_TASK MATERIAL_.
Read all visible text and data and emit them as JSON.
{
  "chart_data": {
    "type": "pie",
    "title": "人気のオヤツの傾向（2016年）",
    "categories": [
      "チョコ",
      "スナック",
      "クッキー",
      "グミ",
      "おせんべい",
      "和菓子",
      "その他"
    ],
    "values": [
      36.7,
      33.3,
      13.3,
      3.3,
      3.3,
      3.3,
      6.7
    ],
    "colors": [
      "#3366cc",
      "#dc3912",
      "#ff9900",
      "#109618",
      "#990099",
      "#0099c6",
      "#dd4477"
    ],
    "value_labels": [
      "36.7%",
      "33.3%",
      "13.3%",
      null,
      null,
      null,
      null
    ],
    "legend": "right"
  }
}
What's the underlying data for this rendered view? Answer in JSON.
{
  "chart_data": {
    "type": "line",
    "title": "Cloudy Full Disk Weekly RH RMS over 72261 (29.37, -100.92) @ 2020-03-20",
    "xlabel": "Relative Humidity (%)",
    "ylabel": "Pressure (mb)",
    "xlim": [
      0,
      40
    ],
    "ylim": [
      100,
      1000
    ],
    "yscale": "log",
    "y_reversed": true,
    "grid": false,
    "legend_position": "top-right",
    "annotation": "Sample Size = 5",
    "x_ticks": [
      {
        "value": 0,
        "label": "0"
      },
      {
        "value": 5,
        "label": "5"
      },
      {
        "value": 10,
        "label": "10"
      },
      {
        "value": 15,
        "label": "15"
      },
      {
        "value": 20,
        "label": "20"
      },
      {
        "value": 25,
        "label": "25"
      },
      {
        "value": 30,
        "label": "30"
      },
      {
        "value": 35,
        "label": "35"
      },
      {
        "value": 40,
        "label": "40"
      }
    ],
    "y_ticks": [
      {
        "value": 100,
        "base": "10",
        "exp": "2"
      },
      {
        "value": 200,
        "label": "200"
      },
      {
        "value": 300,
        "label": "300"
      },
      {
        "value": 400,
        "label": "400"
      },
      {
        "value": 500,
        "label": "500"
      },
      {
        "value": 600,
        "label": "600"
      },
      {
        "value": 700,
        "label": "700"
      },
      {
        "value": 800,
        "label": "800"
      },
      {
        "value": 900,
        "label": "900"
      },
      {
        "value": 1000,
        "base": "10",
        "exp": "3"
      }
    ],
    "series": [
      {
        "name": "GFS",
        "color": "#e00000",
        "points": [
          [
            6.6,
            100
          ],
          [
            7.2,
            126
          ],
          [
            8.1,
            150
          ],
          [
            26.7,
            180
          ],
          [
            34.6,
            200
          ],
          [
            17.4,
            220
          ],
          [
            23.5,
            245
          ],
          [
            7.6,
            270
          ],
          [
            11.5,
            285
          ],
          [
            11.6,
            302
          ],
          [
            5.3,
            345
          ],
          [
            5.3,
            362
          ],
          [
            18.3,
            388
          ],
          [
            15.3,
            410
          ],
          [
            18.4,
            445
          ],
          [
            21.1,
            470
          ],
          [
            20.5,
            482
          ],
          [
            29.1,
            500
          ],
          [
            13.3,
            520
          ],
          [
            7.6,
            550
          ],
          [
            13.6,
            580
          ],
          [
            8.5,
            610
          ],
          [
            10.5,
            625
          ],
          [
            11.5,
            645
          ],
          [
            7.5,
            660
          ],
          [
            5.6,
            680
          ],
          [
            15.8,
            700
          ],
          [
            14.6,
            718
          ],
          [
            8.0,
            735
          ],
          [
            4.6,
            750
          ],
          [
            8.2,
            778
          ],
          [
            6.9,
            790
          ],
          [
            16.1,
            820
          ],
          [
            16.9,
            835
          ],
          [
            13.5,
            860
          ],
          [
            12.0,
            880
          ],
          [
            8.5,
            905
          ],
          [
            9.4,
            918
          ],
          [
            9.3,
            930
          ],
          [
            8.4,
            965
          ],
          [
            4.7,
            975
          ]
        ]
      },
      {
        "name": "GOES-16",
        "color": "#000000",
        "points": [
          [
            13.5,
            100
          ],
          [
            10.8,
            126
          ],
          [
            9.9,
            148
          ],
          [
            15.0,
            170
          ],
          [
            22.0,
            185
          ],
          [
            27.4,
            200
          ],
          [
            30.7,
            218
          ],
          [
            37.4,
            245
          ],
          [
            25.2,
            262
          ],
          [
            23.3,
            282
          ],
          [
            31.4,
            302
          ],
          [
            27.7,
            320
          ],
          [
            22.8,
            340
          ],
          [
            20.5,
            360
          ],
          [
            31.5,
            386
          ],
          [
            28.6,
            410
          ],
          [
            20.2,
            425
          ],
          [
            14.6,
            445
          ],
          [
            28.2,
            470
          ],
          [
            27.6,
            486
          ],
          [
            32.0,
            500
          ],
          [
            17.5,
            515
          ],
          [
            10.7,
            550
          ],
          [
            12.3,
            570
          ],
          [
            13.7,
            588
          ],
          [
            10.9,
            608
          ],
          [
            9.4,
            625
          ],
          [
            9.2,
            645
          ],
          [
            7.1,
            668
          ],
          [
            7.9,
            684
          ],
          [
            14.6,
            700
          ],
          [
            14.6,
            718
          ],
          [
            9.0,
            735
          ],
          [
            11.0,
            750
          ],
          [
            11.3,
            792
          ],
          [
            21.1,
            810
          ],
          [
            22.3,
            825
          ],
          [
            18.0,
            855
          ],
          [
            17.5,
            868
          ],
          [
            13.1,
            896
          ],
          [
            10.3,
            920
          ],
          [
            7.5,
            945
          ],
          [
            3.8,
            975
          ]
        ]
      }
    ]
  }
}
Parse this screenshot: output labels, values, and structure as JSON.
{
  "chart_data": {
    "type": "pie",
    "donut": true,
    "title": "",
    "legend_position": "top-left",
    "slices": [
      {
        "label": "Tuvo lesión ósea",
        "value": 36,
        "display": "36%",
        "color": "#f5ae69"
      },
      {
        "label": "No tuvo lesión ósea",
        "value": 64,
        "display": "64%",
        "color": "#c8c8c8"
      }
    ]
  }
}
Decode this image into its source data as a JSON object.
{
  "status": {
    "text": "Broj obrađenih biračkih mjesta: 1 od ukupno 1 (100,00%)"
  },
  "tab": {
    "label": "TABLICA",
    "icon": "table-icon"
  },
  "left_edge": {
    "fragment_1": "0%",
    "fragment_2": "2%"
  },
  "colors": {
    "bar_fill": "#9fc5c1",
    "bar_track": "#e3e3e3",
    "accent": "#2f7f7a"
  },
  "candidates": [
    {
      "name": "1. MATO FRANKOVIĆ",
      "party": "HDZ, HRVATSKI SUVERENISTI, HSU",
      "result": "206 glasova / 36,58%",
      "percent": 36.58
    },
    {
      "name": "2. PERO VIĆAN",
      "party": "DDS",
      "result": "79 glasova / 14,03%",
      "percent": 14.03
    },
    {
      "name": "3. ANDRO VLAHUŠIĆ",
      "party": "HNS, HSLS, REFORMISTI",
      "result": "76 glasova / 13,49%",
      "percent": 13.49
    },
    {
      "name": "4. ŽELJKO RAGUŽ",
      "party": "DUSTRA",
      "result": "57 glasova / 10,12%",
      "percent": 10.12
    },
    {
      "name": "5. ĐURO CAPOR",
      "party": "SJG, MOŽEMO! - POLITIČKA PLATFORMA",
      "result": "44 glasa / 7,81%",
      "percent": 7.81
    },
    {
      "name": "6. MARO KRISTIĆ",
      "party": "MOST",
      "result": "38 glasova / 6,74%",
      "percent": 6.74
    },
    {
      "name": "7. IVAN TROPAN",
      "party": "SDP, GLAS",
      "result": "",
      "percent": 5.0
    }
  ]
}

_EXERCISE REQUIREMENTS_.
Write the material out again in its entirety, exactly as shown.

_SOLUTION BELOW_.
Read all visible text and data and emit them as JSON.
{
  "chart_data": {
    "type": "pie",
    "title": "人気のオヤツの傾向（2016年）",
    "categories": [
      "チョコ",
      "スナック",
      "クッキー",
      "グミ",
      "おせんべい",
      "和菓子",
      "その他"
    ],
    "values": [
      36.7,
      33.3,
      13.3,
      3.3,
      3.3,
      3.3,
      6.7
    ],
    "colors": [
      "#3366cc",
      "#dc3912",
      "#ff9900",
      "#109618",
      "#990099",
      "#0099c6",
      "#dd4477"
    ],
    "value_labels": [
      "36.7%",
      "33.3%",
      "13.3%",
      null,
      null,
      null,
      null
    ],
    "legend": "right"
  }
}
What's the underlying data for this rendered view? Answer in JSON.
{
  "chart_data": {
    "type": "line",
    "title": "Cloudy Full Disk Weekly RH RMS over 72261 (29.37, -100.92) @ 2020-03-20",
    "xlabel": "Relative Humidity (%)",
    "ylabel": "Pressure (mb)",
    "xlim": [
      0,
      40
    ],
    "ylim": [
      100,
      1000
    ],
    "yscale": "log",
    "y_reversed": true,
    "grid": false,
    "legend_position": "top-right",
    "annotation": "Sample Size = 5",
    "x_ticks": [
      {
        "value": 0,
        "label": "0"
      },
      {
        "value": 5,
        "label": "5"
      },
      {
        "value": 10,
        "label": "10"
      },
      {
        "value": 15,
        "label": "15"
      },
      {
        "value": 20,
        "label": "20"
      },
      {
        "value": 25,
        "label": "25"
      },
      {
        "value": 30,
        "label": "30"
      },
      {
        "value": 35,
        "label": "35"
      },
      {
        "value": 40,
        "label": "40"
      }
    ],
    "y_ticks": [
      {
        "value": 100,
        "base": "10",
        "exp": "2"
      },
      {
        "value": 200,
        "label": "200"
      },
      {
        "value": 300,
        "label": "300"
      },
      {
        "value": 400,
        "label": "400"
      },
      {
        "value": 500,
        "label": "500"
      },
      {
        "value": 600,
        "label": "600"
      },
      {
        "value": 700,
        "label": "700"
      },
      {
        "value": 800,
        "label": "800"
      },
      {
        "value": 900,
        "label": "900"
      },
      {
        "value": 1000,
        "base": "10",
        "exp": "3"
      }
    ],
    "series": [
      {
        "name": "GFS",
        "color": "#e00000",
        "points": [
          [
            6.6,
            100
          ],
          [
            7.2,
            126
          ],
          [
            8.1,
            150
          ],
          [
            26.7,
            180
          ],
          [
            34.6,
            200
          ],
          [
            17.4,
            220
          ],
          [
            23.5,
            245
          ],
          [
            7.6,
            270
          ],
          [
            11.5,
            285
          ],
          [
            11.6,
            302
          ],
          [
            5.3,
            345
          ],
          [
            5.3,
            362
          ],
          [
            18.3,
            388
          ],
          [
            15.3,
            410
          ],
          [
            18.4,
            445
          ],
          [
            21.1,
            470
          ],
          [
            20.5,
            482
          ],
          [
            29.1,
            500
          ],
          [
            13.3,
            520
          ],
          [
            7.6,
            550
          ],
          [
            13.6,
            580
          ],
          [
            8.5,
            610
          ],
          [
            10.5,
            625
          ],
          [
            11.5,
            645
          ],
          [
            7.5,
            660
          ],
          [
            5.6,
            680
          ],
          [
            15.8,
            700
          ],
          [
            14.6,
            718
          ],
          [
            8.0,
            735
          ],
          [
            4.6,
            750
          ],
          [
            8.2,
            778
          ],
          [
            6.9,
            790
          ],
          [
            16.1,
            820
          ],
          [
            16.9,
            835
          ],
          [
            13.5,
            860
          ],
          [
            12.0,
            880
          ],
          [
            8.5,
            905
          ],
          [
            9.4,
            918
          ],
          [
            9.3,
            930
          ],
          [
            8.4,
            965
          ],
          [
            4.7,
            975
          ]
        ]
      },
      {
        "name": "GOES-16",
        "color": "#000000",
        "points": [
          [
            13.5,
            100
          ],
          [
            10.8,
            126
          ],
          [
            9.9,
            148
          ],
          [
            15.0,
            170
          ],
          [
            22.0,
            185
          ],
          [
            27.4,
            200
          ],
          [
            30.7,
            218
          ],
          [
            37.4,
            245
          ],
          [
            25.2,
            262
          ],
          [
            23.3,
            282
          ],
          [
            31.4,
            302
          ],
          [
            27.7,
            320
          ],
          [
            22.8,
            340
          ],
          [
            20.5,
            360
          ],
          [
            31.5,
            386
          ],
          [
            28.6,
            410
          ],
          [
            20.2,
            425
          ],
          [
            14.6,
            445
          ],
          [
            28.2,
            470
          ],
          [
            27.6,
            486
          ],
          [
            32.0,
            500
          ],
          [
            17.5,
            515
          ],
          [
            10.7,
            550
          ],
          [
            12.3,
            570
          ],
          [
            13.7,
            588
          ],
          [
            10.9,
            608
          ],
          [
            9.4,
            625
          ],
          [
            9.2,
            645
          ],
          [
            7.1,
            668
          ],
          [
            7.9,
            684
          ],
          [
            14.6,
            700
          ],
          [
            14.6,
            718
          ],
          [
            9.0,
            735
          ],
          [
            11.0,
            750
          ],
          [
            11.3,
            792
          ],
          [
            21.1,
            810
          ],
          [
            22.3,
            825
          ],
          [
            18.0,
            855
          ],
          [
            17.5,
            868
          ],
          [
            13.1,
            896
          ],
          [
            10.3,
            920
          ],
          [
            7.5,
            945
          ],
          [
            3.8,
            975
          ]
        ]
      }
    ]
  }
}
Parse this screenshot: output labels, values, and structure as JSON.
{
  "chart_data": {
    "type": "pie",
    "donut": true,
    "title": "",
    "legend_position": "top-left",
    "slices": [
      {
        "label": "Tuvo lesión ósea",
        "value": 36,
        "display": "36%",
        "color": "#f5ae69"
      },
      {
        "label": "No tuvo lesión ósea",
        "value": 64,
        "display": "64%",
        "color": "#c8c8c8"
      }
    ]
  }
}
Decode this image into its source data as a JSON object.
{
  "status": {
    "text": "Broj obrađenih biračkih mjesta: 1 od ukupno 1 (100,00%)"
  },
  "tab": {
    "label": "TABLICA",
    "icon": "table-icon"
  },
  "left_edge": {
    "fragment_1": "0%",
    "fragment_2": "2%"
  },
  "colors": {
    "bar_fill": "#9fc5c1",
    "bar_track": "#e3e3e3",
    "accent": "#2f7f7a"
  },
  "candidates": [
    {
      "name": "1. MATO FRANKOVIĆ",
      "party": "HDZ, HRVATSKI SUVERENISTI, HSU",
      "result": "206 glasova / 36,58%",
      "percent": 36.58
    },
    {
      "name": "2. PERO VIĆAN",
      "party": "DDS",
      "result": "79 glasova / 14,03%",
      "percent": 14.03
    },
    {
      "name": "3. ANDRO VLAHUŠIĆ",
      "party": "HNS, HSLS, REFORMISTI",
      "result": "76 glasova / 13,49%",
      "percent": 13.49
    },
    {
      "name": "4. ŽELJKO RAGUŽ",
      "party": "DUSTRA",
      "result": "57 glasova / 10,12%",
      "percent": 10.12
    },
    {
      "name": "5. ĐURO CAPOR",
      "party": "SJG, MOŽEMO! - POLITIČKA PLATFORMA",
      "result": "44 glasa / 7,81%",
      "percent": 7.81
    },
    {
      "name": "6. MARO KRISTIĆ",
      "party": "MOST",
      "result": "38 glasova / 6,74%",
      "percent": 6.74
    },
    {
      "name": "7. IVAN TROPAN",
      "party": "SDP, GLAS",
      "result": "",
      "percent": 5.0
    }
  ]
}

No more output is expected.